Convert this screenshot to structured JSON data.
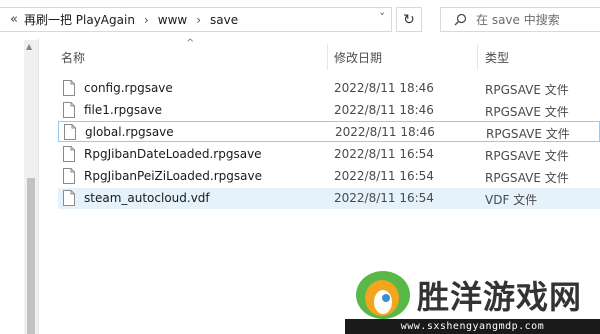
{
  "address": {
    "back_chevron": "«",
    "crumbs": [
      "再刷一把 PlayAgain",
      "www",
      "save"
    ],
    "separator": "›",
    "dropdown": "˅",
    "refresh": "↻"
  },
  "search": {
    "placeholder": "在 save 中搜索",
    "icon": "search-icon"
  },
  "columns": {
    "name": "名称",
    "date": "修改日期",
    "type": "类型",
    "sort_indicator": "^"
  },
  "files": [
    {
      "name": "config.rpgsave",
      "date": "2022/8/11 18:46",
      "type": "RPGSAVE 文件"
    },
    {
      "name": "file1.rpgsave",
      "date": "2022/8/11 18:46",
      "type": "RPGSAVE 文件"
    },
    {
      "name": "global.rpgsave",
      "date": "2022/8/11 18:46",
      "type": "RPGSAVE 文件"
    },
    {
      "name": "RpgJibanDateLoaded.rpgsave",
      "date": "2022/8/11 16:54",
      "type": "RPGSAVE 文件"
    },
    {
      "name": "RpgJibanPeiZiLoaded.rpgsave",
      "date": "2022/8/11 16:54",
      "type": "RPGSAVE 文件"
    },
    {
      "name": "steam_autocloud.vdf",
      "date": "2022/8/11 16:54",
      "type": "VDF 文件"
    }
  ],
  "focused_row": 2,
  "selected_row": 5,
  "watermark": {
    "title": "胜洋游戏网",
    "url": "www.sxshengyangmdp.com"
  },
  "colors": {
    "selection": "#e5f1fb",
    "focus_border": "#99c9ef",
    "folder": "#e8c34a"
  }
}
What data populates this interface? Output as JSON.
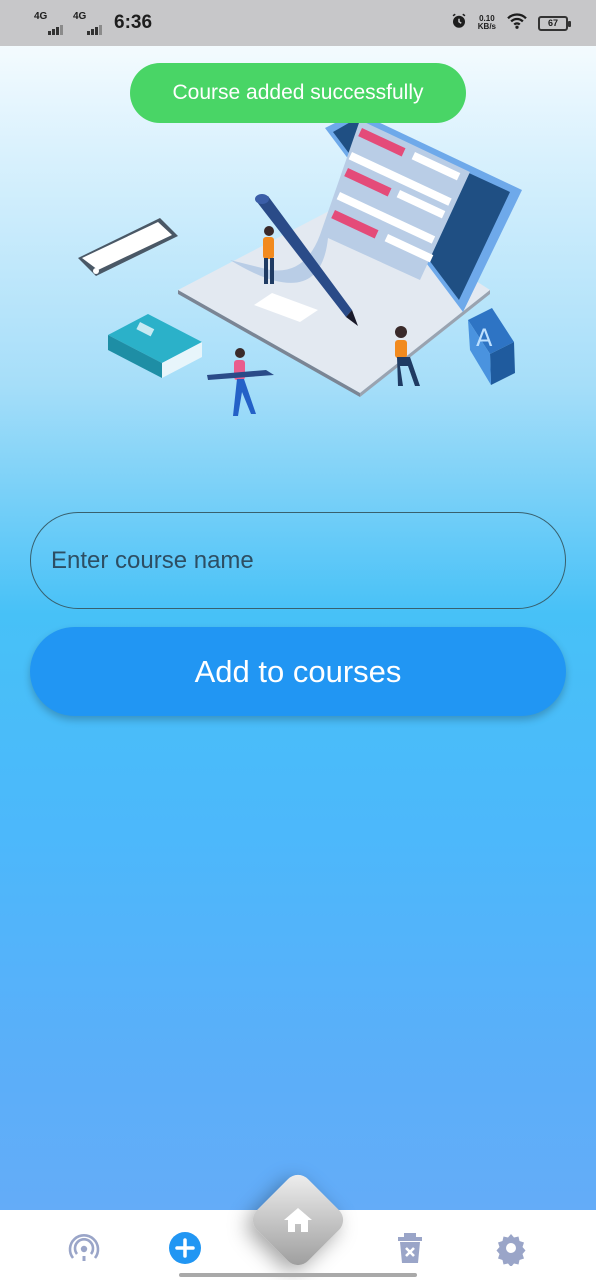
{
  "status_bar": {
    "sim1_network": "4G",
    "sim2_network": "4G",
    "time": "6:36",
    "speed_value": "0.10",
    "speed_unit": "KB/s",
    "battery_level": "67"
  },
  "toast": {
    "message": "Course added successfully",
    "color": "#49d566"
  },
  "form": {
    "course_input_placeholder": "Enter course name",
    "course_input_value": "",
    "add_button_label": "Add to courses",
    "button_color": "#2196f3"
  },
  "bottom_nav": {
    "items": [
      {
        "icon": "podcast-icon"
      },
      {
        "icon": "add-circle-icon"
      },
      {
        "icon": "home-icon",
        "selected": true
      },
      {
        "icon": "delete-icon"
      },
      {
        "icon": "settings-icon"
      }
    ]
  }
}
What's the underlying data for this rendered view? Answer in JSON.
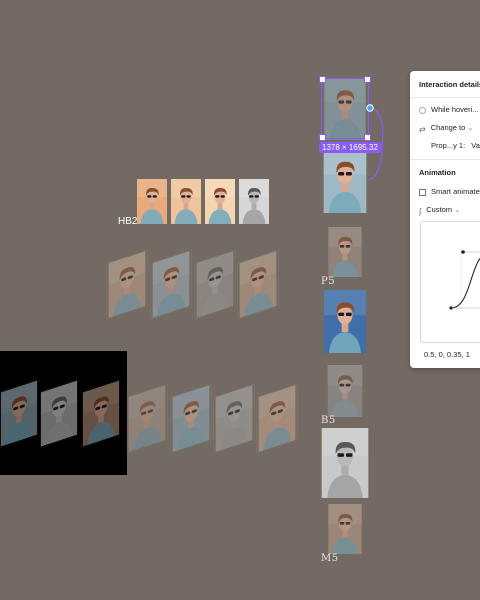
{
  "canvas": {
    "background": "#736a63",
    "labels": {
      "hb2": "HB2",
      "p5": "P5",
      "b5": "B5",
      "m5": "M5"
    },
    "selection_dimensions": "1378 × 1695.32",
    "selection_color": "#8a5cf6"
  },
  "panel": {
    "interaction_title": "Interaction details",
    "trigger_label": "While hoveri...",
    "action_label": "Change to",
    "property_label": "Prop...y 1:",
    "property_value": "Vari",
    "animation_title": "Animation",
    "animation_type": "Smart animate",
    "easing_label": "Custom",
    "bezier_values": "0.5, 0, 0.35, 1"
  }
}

◆ ◆ ◆

OBJECTIVE: Report only the number of lines in the data above that contain "JSON".

ANSWER TO THE TASK: 3